# start of Supplied entries

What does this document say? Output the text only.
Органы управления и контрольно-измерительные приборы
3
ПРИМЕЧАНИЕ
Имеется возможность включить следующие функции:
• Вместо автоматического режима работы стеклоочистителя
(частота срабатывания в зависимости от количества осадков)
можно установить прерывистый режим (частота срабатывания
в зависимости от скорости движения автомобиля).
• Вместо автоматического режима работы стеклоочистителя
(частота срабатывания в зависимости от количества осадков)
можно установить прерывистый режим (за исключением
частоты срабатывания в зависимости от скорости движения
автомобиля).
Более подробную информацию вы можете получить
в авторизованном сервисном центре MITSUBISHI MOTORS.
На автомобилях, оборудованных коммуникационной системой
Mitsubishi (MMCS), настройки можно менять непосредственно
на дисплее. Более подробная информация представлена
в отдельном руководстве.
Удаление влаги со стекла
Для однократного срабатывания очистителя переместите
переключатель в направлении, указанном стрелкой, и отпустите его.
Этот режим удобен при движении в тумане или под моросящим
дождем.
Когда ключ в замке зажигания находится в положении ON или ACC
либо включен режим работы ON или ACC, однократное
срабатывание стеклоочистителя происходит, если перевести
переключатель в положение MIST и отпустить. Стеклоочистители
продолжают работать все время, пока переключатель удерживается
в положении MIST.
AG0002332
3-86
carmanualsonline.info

# end of Supplied entries

Take the data above and return it exactly.

What does this document say? Output the text only.
Органы управления и контрольно-измерительные приборы
3
ПРИМЕЧАНИЕ
Имеется возможность включить следующие функции:
• Вместо автоматического режима работы стеклоочистителя
(частота срабатывания в зависимости от количества осадков)
можно установить прерывистый режим (частота срабатывания
в зависимости от скорости движения автомобиля).
• Вместо автоматического режима работы стеклоочистителя
(частота срабатывания в зависимости от количества осадков)
можно установить прерывистый режим (за исключением
частоты срабатывания в зависимости от скорости движения
автомобиля).
Более подробную информацию вы можете получить
в авторизованном сервисном центре MITSUBISHI MOTORS.
На автомобилях, оборудованных коммуникационной системой
Mitsubishi (MMCS), настройки можно менять непосредственно
на дисплее. Более подробная информация представлена
в отдельном руководстве.
Удаление влаги со стекла
Для однократного срабатывания очистителя переместите
переключатель в направлении, указанном стрелкой, и отпустите его.
Этот режим удобен при движении в тумане или под моросящим
дождем.
Когда ключ в замке зажигания находится в положении ON или ACC
либо включен режим работы ON или ACC, однократное
срабатывание стеклоочистителя происходит, если перевести
переключатель в положение MIST и отпустить. Стеклоочистители
продолжают работать все время, пока переключатель удерживается
в положении MIST.
AG0002332
3-86
carmanualsonline.info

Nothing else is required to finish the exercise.